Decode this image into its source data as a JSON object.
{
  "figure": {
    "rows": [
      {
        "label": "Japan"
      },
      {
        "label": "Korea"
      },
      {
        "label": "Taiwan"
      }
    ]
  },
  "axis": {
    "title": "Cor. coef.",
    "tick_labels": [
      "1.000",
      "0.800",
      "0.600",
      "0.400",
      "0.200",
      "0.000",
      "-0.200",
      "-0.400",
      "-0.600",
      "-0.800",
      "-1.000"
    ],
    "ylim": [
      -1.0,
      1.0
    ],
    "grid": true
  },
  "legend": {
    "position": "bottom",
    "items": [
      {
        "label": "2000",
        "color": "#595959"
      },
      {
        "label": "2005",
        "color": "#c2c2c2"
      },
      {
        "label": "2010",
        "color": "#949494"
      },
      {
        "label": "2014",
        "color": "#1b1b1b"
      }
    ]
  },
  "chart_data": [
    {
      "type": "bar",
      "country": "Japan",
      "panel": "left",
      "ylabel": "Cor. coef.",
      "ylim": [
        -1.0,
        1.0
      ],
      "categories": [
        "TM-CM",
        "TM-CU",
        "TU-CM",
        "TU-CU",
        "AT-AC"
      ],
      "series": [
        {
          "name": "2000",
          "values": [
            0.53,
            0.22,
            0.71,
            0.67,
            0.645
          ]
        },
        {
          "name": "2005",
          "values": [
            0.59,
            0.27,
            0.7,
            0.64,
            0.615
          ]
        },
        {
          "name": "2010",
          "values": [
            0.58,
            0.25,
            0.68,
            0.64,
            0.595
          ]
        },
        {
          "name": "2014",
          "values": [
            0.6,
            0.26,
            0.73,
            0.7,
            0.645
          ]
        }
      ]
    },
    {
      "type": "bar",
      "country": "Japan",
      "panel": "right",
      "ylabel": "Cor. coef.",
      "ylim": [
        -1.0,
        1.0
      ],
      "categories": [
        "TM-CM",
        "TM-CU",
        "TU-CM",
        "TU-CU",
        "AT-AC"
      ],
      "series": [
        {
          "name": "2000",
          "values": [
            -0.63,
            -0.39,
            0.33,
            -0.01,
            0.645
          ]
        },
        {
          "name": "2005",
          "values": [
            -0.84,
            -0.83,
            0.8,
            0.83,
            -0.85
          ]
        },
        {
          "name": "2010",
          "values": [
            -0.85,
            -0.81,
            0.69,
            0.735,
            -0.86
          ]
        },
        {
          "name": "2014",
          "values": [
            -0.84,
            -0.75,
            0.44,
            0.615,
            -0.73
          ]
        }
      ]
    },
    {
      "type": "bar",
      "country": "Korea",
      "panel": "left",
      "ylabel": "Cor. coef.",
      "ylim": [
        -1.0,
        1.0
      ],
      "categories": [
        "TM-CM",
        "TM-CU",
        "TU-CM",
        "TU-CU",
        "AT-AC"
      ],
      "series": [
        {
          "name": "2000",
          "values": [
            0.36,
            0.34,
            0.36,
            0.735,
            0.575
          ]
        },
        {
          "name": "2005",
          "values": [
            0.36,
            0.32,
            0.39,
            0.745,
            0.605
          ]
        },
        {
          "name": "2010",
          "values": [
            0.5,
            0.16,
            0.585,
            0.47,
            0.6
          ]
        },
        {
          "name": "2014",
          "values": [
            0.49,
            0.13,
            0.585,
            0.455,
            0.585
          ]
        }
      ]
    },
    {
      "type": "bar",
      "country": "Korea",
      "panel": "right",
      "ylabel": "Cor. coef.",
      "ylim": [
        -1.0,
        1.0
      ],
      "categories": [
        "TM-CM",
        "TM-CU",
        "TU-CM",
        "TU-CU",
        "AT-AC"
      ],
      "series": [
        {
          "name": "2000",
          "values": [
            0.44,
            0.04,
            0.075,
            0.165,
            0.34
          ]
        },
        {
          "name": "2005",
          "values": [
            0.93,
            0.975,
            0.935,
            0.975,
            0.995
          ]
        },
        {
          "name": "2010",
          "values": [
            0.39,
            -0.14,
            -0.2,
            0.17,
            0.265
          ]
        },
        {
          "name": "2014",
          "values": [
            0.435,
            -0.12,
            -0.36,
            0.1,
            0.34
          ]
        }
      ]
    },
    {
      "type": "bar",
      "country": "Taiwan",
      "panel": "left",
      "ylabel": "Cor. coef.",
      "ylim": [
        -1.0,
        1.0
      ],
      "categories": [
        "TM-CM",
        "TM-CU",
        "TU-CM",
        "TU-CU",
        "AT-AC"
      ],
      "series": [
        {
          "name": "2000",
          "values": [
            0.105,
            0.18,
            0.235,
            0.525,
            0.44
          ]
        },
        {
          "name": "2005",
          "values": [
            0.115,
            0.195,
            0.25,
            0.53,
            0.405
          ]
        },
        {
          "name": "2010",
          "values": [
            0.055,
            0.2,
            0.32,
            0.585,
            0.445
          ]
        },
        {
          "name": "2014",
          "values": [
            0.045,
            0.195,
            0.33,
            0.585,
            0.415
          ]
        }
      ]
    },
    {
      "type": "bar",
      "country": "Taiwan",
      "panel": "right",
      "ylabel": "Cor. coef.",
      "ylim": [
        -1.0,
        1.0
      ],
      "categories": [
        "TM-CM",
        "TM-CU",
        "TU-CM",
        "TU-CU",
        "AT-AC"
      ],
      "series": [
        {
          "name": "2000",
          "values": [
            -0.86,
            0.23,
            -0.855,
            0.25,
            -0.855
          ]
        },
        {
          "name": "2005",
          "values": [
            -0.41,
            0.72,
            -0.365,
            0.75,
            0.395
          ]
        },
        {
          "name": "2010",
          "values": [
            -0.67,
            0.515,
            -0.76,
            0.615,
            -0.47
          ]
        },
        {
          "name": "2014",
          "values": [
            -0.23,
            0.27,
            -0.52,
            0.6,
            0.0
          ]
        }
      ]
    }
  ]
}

* * * * *

→ What you have to do:
Can you restate every record above word for word?

→ Answer to the problem:
Decode this image into its source data as a JSON object.
{
  "figure": {
    "rows": [
      {
        "label": "Japan"
      },
      {
        "label": "Korea"
      },
      {
        "label": "Taiwan"
      }
    ]
  },
  "axis": {
    "title": "Cor. coef.",
    "tick_labels": [
      "1.000",
      "0.800",
      "0.600",
      "0.400",
      "0.200",
      "0.000",
      "-0.200",
      "-0.400",
      "-0.600",
      "-0.800",
      "-1.000"
    ],
    "ylim": [
      -1.0,
      1.0
    ],
    "grid": true
  },
  "legend": {
    "position": "bottom",
    "items": [
      {
        "label": "2000",
        "color": "#595959"
      },
      {
        "label": "2005",
        "color": "#c2c2c2"
      },
      {
        "label": "2010",
        "color": "#949494"
      },
      {
        "label": "2014",
        "color": "#1b1b1b"
      }
    ]
  },
  "chart_data": [
    {
      "type": "bar",
      "country": "Japan",
      "panel": "left",
      "ylabel": "Cor. coef.",
      "ylim": [
        -1.0,
        1.0
      ],
      "categories": [
        "TM-CM",
        "TM-CU",
        "TU-CM",
        "TU-CU",
        "AT-AC"
      ],
      "series": [
        {
          "name": "2000",
          "values": [
            0.53,
            0.22,
            0.71,
            0.67,
            0.645
          ]
        },
        {
          "name": "2005",
          "values": [
            0.59,
            0.27,
            0.7,
            0.64,
            0.615
          ]
        },
        {
          "name": "2010",
          "values": [
            0.58,
            0.25,
            0.68,
            0.64,
            0.595
          ]
        },
        {
          "name": "2014",
          "values": [
            0.6,
            0.26,
            0.73,
            0.7,
            0.645
          ]
        }
      ]
    },
    {
      "type": "bar",
      "country": "Japan",
      "panel": "right",
      "ylabel": "Cor. coef.",
      "ylim": [
        -1.0,
        1.0
      ],
      "categories": [
        "TM-CM",
        "TM-CU",
        "TU-CM",
        "TU-CU",
        "AT-AC"
      ],
      "series": [
        {
          "name": "2000",
          "values": [
            -0.63,
            -0.39,
            0.33,
            -0.01,
            0.645
          ]
        },
        {
          "name": "2005",
          "values": [
            -0.84,
            -0.83,
            0.8,
            0.83,
            -0.85
          ]
        },
        {
          "name": "2010",
          "values": [
            -0.85,
            -0.81,
            0.69,
            0.735,
            -0.86
          ]
        },
        {
          "name": "2014",
          "values": [
            -0.84,
            -0.75,
            0.44,
            0.615,
            -0.73
          ]
        }
      ]
    },
    {
      "type": "bar",
      "country": "Korea",
      "panel": "left",
      "ylabel": "Cor. coef.",
      "ylim": [
        -1.0,
        1.0
      ],
      "categories": [
        "TM-CM",
        "TM-CU",
        "TU-CM",
        "TU-CU",
        "AT-AC"
      ],
      "series": [
        {
          "name": "2000",
          "values": [
            0.36,
            0.34,
            0.36,
            0.735,
            0.575
          ]
        },
        {
          "name": "2005",
          "values": [
            0.36,
            0.32,
            0.39,
            0.745,
            0.605
          ]
        },
        {
          "name": "2010",
          "values": [
            0.5,
            0.16,
            0.585,
            0.47,
            0.6
          ]
        },
        {
          "name": "2014",
          "values": [
            0.49,
            0.13,
            0.585,
            0.455,
            0.585
          ]
        }
      ]
    },
    {
      "type": "bar",
      "country": "Korea",
      "panel": "right",
      "ylabel": "Cor. coef.",
      "ylim": [
        -1.0,
        1.0
      ],
      "categories": [
        "TM-CM",
        "TM-CU",
        "TU-CM",
        "TU-CU",
        "AT-AC"
      ],
      "series": [
        {
          "name": "2000",
          "values": [
            0.44,
            0.04,
            0.075,
            0.165,
            0.34
          ]
        },
        {
          "name": "2005",
          "values": [
            0.93,
            0.975,
            0.935,
            0.975,
            0.995
          ]
        },
        {
          "name": "2010",
          "values": [
            0.39,
            -0.14,
            -0.2,
            0.17,
            0.265
          ]
        },
        {
          "name": "2014",
          "values": [
            0.435,
            -0.12,
            -0.36,
            0.1,
            0.34
          ]
        }
      ]
    },
    {
      "type": "bar",
      "country": "Taiwan",
      "panel": "left",
      "ylabel": "Cor. coef.",
      "ylim": [
        -1.0,
        1.0
      ],
      "categories": [
        "TM-CM",
        "TM-CU",
        "TU-CM",
        "TU-CU",
        "AT-AC"
      ],
      "series": [
        {
          "name": "2000",
          "values": [
            0.105,
            0.18,
            0.235,
            0.525,
            0.44
          ]
        },
        {
          "name": "2005",
          "values": [
            0.115,
            0.195,
            0.25,
            0.53,
            0.405
          ]
        },
        {
          "name": "2010",
          "values": [
            0.055,
            0.2,
            0.32,
            0.585,
            0.445
          ]
        },
        {
          "name": "2014",
          "values": [
            0.045,
            0.195,
            0.33,
            0.585,
            0.415
          ]
        }
      ]
    },
    {
      "type": "bar",
      "country": "Taiwan",
      "panel": "right",
      "ylabel": "Cor. coef.",
      "ylim": [
        -1.0,
        1.0
      ],
      "categories": [
        "TM-CM",
        "TM-CU",
        "TU-CM",
        "TU-CU",
        "AT-AC"
      ],
      "series": [
        {
          "name": "2000",
          "values": [
            -0.86,
            0.23,
            -0.855,
            0.25,
            -0.855
          ]
        },
        {
          "name": "2005",
          "values": [
            -0.41,
            0.72,
            -0.365,
            0.75,
            0.395
          ]
        },
        {
          "name": "2010",
          "values": [
            -0.67,
            0.515,
            -0.76,
            0.615,
            -0.47
          ]
        },
        {
          "name": "2014",
          "values": [
            -0.23,
            0.27,
            -0.52,
            0.6,
            0.0
          ]
        }
      ]
    }
  ]
}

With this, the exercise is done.